- [EXTRACTED INFORMATION]

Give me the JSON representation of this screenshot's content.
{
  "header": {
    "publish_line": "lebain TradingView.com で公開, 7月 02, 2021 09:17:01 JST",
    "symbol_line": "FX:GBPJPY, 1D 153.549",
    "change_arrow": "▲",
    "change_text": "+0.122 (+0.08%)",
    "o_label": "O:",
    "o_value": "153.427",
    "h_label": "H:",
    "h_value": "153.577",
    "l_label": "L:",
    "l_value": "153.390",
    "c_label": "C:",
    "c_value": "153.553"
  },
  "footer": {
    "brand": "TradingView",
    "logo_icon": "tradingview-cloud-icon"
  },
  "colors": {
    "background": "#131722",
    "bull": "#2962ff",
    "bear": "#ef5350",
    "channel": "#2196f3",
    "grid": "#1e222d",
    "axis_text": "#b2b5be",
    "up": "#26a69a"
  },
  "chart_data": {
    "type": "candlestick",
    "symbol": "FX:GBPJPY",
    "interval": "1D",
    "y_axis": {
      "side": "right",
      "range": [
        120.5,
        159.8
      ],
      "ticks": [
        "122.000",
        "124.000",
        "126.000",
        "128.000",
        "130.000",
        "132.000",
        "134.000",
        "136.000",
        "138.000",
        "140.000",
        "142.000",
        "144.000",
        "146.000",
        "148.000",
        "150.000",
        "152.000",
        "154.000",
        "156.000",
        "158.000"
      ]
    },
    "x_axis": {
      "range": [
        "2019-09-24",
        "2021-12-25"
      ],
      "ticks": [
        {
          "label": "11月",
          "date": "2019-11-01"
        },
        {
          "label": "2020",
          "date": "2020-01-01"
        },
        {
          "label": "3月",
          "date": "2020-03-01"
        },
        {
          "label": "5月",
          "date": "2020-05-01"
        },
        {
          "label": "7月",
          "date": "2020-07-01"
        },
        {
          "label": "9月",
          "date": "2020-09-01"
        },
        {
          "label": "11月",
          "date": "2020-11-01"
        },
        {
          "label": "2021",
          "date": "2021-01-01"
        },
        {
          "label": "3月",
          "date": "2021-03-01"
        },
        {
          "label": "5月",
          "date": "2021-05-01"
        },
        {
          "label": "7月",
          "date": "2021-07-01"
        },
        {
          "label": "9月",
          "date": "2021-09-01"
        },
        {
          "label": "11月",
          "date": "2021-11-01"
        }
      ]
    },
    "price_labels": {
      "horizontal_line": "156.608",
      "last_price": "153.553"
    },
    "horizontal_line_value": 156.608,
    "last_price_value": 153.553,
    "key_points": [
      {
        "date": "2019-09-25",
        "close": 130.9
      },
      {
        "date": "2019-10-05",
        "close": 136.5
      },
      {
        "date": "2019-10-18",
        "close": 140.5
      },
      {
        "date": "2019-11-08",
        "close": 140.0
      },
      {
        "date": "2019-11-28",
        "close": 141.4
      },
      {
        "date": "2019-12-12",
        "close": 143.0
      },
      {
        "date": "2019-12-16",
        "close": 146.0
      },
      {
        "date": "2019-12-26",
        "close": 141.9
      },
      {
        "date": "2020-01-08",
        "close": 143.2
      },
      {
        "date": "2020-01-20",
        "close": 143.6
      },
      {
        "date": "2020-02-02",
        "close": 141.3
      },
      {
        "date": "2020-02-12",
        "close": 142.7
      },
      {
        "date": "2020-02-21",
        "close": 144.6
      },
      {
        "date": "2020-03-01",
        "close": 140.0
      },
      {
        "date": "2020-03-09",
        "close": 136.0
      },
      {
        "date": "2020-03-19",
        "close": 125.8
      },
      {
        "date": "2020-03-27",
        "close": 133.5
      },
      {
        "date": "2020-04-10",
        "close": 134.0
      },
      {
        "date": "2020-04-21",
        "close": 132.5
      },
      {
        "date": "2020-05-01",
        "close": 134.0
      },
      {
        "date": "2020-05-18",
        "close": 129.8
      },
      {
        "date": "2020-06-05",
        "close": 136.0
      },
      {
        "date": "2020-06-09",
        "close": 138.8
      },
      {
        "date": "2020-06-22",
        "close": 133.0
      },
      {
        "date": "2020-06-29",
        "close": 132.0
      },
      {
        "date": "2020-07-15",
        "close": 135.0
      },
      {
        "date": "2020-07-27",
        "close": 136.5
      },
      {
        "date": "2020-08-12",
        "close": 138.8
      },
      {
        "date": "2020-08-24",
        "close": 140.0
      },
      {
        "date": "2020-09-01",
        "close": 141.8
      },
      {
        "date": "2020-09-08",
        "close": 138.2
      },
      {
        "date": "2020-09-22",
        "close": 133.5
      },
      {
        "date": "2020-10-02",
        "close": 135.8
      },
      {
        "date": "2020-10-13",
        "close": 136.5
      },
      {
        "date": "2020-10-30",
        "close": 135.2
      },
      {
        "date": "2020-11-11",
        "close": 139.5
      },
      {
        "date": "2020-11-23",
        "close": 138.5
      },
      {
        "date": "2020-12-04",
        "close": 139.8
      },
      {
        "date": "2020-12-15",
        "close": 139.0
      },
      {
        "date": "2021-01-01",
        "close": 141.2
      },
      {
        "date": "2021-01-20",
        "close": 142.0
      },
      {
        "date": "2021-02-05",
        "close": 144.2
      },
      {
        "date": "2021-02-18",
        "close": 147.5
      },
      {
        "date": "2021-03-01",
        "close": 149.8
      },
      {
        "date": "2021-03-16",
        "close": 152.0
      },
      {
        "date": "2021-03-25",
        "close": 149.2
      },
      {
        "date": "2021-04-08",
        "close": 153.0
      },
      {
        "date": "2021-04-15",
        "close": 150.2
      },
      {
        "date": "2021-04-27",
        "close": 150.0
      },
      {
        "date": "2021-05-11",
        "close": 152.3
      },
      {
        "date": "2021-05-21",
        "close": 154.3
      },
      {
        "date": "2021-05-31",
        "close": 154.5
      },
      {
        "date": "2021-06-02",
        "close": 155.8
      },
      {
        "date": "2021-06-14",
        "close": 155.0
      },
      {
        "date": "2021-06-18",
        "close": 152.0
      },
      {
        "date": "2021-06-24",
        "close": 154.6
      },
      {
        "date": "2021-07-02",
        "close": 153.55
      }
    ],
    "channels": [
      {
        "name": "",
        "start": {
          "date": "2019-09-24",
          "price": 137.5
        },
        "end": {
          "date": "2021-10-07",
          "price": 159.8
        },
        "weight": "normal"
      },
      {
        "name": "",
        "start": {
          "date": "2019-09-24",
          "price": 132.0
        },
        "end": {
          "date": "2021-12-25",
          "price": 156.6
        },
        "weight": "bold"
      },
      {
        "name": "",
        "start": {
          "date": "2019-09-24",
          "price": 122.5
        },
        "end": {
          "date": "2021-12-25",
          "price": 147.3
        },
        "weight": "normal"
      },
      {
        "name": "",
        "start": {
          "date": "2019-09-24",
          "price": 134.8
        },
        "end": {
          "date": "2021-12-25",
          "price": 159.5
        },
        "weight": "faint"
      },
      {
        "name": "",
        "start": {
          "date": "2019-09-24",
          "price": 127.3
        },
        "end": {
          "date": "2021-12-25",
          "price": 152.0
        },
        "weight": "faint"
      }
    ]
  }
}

- [GIVEN TASK] Transcribe the full listing above without leaving anything out.

- [RESULT BELOW]
Give me the JSON representation of this screenshot's content.
{
  "header": {
    "publish_line": "lebain TradingView.com で公開, 7月 02, 2021 09:17:01 JST",
    "symbol_line": "FX:GBPJPY, 1D 153.549",
    "change_arrow": "▲",
    "change_text": "+0.122 (+0.08%)",
    "o_label": "O:",
    "o_value": "153.427",
    "h_label": "H:",
    "h_value": "153.577",
    "l_label": "L:",
    "l_value": "153.390",
    "c_label": "C:",
    "c_value": "153.553"
  },
  "footer": {
    "brand": "TradingView",
    "logo_icon": "tradingview-cloud-icon"
  },
  "colors": {
    "background": "#131722",
    "bull": "#2962ff",
    "bear": "#ef5350",
    "channel": "#2196f3",
    "grid": "#1e222d",
    "axis_text": "#b2b5be",
    "up": "#26a69a"
  },
  "chart_data": {
    "type": "candlestick",
    "symbol": "FX:GBPJPY",
    "interval": "1D",
    "y_axis": {
      "side": "right",
      "range": [
        120.5,
        159.8
      ],
      "ticks": [
        "122.000",
        "124.000",
        "126.000",
        "128.000",
        "130.000",
        "132.000",
        "134.000",
        "136.000",
        "138.000",
        "140.000",
        "142.000",
        "144.000",
        "146.000",
        "148.000",
        "150.000",
        "152.000",
        "154.000",
        "156.000",
        "158.000"
      ]
    },
    "x_axis": {
      "range": [
        "2019-09-24",
        "2021-12-25"
      ],
      "ticks": [
        {
          "label": "11月",
          "date": "2019-11-01"
        },
        {
          "label": "2020",
          "date": "2020-01-01"
        },
        {
          "label": "3月",
          "date": "2020-03-01"
        },
        {
          "label": "5月",
          "date": "2020-05-01"
        },
        {
          "label": "7月",
          "date": "2020-07-01"
        },
        {
          "label": "9月",
          "date": "2020-09-01"
        },
        {
          "label": "11月",
          "date": "2020-11-01"
        },
        {
          "label": "2021",
          "date": "2021-01-01"
        },
        {
          "label": "3月",
          "date": "2021-03-01"
        },
        {
          "label": "5月",
          "date": "2021-05-01"
        },
        {
          "label": "7月",
          "date": "2021-07-01"
        },
        {
          "label": "9月",
          "date": "2021-09-01"
        },
        {
          "label": "11月",
          "date": "2021-11-01"
        }
      ]
    },
    "price_labels": {
      "horizontal_line": "156.608",
      "last_price": "153.553"
    },
    "horizontal_line_value": 156.608,
    "last_price_value": 153.553,
    "key_points": [
      {
        "date": "2019-09-25",
        "close": 130.9
      },
      {
        "date": "2019-10-05",
        "close": 136.5
      },
      {
        "date": "2019-10-18",
        "close": 140.5
      },
      {
        "date": "2019-11-08",
        "close": 140.0
      },
      {
        "date": "2019-11-28",
        "close": 141.4
      },
      {
        "date": "2019-12-12",
        "close": 143.0
      },
      {
        "date": "2019-12-16",
        "close": 146.0
      },
      {
        "date": "2019-12-26",
        "close": 141.9
      },
      {
        "date": "2020-01-08",
        "close": 143.2
      },
      {
        "date": "2020-01-20",
        "close": 143.6
      },
      {
        "date": "2020-02-02",
        "close": 141.3
      },
      {
        "date": "2020-02-12",
        "close": 142.7
      },
      {
        "date": "2020-02-21",
        "close": 144.6
      },
      {
        "date": "2020-03-01",
        "close": 140.0
      },
      {
        "date": "2020-03-09",
        "close": 136.0
      },
      {
        "date": "2020-03-19",
        "close": 125.8
      },
      {
        "date": "2020-03-27",
        "close": 133.5
      },
      {
        "date": "2020-04-10",
        "close": 134.0
      },
      {
        "date": "2020-04-21",
        "close": 132.5
      },
      {
        "date": "2020-05-01",
        "close": 134.0
      },
      {
        "date": "2020-05-18",
        "close": 129.8
      },
      {
        "date": "2020-06-05",
        "close": 136.0
      },
      {
        "date": "2020-06-09",
        "close": 138.8
      },
      {
        "date": "2020-06-22",
        "close": 133.0
      },
      {
        "date": "2020-06-29",
        "close": 132.0
      },
      {
        "date": "2020-07-15",
        "close": 135.0
      },
      {
        "date": "2020-07-27",
        "close": 136.5
      },
      {
        "date": "2020-08-12",
        "close": 138.8
      },
      {
        "date": "2020-08-24",
        "close": 140.0
      },
      {
        "date": "2020-09-01",
        "close": 141.8
      },
      {
        "date": "2020-09-08",
        "close": 138.2
      },
      {
        "date": "2020-09-22",
        "close": 133.5
      },
      {
        "date": "2020-10-02",
        "close": 135.8
      },
      {
        "date": "2020-10-13",
        "close": 136.5
      },
      {
        "date": "2020-10-30",
        "close": 135.2
      },
      {
        "date": "2020-11-11",
        "close": 139.5
      },
      {
        "date": "2020-11-23",
        "close": 138.5
      },
      {
        "date": "2020-12-04",
        "close": 139.8
      },
      {
        "date": "2020-12-15",
        "close": 139.0
      },
      {
        "date": "2021-01-01",
        "close": 141.2
      },
      {
        "date": "2021-01-20",
        "close": 142.0
      },
      {
        "date": "2021-02-05",
        "close": 144.2
      },
      {
        "date": "2021-02-18",
        "close": 147.5
      },
      {
        "date": "2021-03-01",
        "close": 149.8
      },
      {
        "date": "2021-03-16",
        "close": 152.0
      },
      {
        "date": "2021-03-25",
        "close": 149.2
      },
      {
        "date": "2021-04-08",
        "close": 153.0
      },
      {
        "date": "2021-04-15",
        "close": 150.2
      },
      {
        "date": "2021-04-27",
        "close": 150.0
      },
      {
        "date": "2021-05-11",
        "close": 152.3
      },
      {
        "date": "2021-05-21",
        "close": 154.3
      },
      {
        "date": "2021-05-31",
        "close": 154.5
      },
      {
        "date": "2021-06-02",
        "close": 155.8
      },
      {
        "date": "2021-06-14",
        "close": 155.0
      },
      {
        "date": "2021-06-18",
        "close": 152.0
      },
      {
        "date": "2021-06-24",
        "close": 154.6
      },
      {
        "date": "2021-07-02",
        "close": 153.55
      }
    ],
    "channels": [
      {
        "name": "",
        "start": {
          "date": "2019-09-24",
          "price": 137.5
        },
        "end": {
          "date": "2021-10-07",
          "price": 159.8
        },
        "weight": "normal"
      },
      {
        "name": "",
        "start": {
          "date": "2019-09-24",
          "price": 132.0
        },
        "end": {
          "date": "2021-12-25",
          "price": 156.6
        },
        "weight": "bold"
      },
      {
        "name": "",
        "start": {
          "date": "2019-09-24",
          "price": 122.5
        },
        "end": {
          "date": "2021-12-25",
          "price": 147.3
        },
        "weight": "normal"
      },
      {
        "name": "",
        "start": {
          "date": "2019-09-24",
          "price": 134.8
        },
        "end": {
          "date": "2021-12-25",
          "price": 159.5
        },
        "weight": "faint"
      },
      {
        "name": "",
        "start": {
          "date": "2019-09-24",
          "price": 127.3
        },
        "end": {
          "date": "2021-12-25",
          "price": 152.0
        },
        "weight": "faint"
      }
    ]
  }
}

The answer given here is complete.